[TASK DIRECTIONS]:
Using the material below, copy every line where "Matched" appears.

[GIVEN DATA]:
########################################
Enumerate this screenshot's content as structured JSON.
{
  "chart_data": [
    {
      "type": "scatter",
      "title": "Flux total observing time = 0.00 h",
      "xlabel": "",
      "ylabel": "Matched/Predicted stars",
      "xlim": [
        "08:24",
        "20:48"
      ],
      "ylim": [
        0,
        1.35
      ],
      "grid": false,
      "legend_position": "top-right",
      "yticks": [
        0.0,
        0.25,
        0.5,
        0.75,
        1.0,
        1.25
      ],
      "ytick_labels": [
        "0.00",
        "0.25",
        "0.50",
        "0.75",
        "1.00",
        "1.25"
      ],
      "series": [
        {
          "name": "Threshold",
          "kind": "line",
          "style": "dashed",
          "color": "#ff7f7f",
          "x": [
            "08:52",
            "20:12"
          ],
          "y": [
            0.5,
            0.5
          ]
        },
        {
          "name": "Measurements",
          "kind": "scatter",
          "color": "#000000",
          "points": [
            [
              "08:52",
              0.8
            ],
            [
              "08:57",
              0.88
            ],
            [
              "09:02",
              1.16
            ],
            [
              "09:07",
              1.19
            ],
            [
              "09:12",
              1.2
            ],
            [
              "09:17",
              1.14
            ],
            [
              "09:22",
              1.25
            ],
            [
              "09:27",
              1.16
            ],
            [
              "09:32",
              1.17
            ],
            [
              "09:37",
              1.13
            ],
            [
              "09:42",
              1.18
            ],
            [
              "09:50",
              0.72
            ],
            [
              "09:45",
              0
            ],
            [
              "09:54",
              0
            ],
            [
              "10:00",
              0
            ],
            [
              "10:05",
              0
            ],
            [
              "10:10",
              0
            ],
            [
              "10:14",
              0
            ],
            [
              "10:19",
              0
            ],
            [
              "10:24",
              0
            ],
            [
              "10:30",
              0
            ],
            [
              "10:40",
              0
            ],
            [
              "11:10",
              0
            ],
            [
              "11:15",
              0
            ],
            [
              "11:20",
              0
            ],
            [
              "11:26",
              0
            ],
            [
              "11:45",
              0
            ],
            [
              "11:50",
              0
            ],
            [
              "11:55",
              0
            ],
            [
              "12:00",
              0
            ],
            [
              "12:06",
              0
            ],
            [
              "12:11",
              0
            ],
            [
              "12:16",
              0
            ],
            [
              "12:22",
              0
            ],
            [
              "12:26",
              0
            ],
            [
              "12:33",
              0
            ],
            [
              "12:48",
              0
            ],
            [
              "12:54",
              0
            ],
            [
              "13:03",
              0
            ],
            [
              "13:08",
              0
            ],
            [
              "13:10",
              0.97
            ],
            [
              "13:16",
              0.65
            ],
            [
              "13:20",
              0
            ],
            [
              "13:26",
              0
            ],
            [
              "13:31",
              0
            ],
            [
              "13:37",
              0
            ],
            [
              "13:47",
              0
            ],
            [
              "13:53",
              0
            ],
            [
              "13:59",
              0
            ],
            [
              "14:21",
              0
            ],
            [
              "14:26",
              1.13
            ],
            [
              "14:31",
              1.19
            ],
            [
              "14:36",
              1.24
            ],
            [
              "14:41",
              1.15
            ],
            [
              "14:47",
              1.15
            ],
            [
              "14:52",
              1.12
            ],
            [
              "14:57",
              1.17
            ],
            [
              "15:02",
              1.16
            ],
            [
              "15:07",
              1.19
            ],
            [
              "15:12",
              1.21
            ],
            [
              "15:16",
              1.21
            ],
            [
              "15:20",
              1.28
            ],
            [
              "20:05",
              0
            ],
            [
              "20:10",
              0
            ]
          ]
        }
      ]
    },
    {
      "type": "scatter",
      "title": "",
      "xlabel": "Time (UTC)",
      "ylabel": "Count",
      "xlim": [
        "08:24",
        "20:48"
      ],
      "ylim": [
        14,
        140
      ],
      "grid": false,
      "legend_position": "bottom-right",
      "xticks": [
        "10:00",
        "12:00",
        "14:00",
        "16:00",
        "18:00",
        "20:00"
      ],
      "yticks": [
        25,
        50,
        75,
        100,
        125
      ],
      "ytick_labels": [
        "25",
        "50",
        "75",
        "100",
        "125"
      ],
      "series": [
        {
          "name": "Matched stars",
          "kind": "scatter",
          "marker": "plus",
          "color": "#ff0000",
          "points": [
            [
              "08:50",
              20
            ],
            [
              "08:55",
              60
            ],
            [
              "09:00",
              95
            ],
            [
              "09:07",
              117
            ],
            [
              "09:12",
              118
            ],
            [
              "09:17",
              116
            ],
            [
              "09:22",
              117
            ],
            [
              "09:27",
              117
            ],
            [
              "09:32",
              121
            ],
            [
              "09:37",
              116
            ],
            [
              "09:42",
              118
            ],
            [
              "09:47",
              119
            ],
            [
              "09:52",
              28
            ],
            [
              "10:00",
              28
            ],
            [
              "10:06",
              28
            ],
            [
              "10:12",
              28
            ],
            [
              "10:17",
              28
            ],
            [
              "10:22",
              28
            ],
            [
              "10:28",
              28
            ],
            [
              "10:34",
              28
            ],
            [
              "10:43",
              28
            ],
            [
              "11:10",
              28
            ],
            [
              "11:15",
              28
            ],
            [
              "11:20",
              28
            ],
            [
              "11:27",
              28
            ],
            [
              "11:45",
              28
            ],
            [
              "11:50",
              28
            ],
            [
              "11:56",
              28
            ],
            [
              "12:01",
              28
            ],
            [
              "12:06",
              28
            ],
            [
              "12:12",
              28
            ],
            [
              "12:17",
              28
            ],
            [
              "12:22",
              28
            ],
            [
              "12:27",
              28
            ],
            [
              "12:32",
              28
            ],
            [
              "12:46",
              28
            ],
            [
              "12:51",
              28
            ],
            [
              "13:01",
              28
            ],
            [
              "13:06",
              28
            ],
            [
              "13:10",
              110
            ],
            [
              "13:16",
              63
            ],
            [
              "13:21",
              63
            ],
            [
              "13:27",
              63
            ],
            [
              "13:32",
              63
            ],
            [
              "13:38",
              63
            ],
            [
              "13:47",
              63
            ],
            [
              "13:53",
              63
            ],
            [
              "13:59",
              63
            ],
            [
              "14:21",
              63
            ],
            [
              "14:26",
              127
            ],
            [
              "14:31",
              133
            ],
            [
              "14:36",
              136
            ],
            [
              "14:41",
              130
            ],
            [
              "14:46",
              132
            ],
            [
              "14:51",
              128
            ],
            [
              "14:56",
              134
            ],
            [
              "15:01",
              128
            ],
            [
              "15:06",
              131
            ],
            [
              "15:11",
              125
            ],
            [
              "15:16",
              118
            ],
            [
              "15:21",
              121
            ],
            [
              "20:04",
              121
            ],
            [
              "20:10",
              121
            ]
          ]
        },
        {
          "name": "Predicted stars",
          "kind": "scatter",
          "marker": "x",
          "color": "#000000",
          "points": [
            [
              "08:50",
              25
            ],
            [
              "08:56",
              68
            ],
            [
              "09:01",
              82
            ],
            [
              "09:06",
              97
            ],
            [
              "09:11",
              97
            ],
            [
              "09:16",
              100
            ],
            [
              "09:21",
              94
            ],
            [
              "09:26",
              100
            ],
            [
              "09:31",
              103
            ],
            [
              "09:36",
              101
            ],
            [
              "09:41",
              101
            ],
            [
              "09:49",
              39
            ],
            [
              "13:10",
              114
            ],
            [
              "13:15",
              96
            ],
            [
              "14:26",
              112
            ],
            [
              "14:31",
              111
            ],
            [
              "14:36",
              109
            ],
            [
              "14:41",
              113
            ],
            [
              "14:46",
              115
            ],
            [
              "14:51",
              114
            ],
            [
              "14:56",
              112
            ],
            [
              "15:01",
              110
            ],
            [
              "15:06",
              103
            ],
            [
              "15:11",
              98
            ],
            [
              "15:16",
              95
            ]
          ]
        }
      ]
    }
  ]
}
########################################
[WRITTEN REPLY]:
      "ylabel": "Matched/Predicted stars",
          "name": "Matched stars",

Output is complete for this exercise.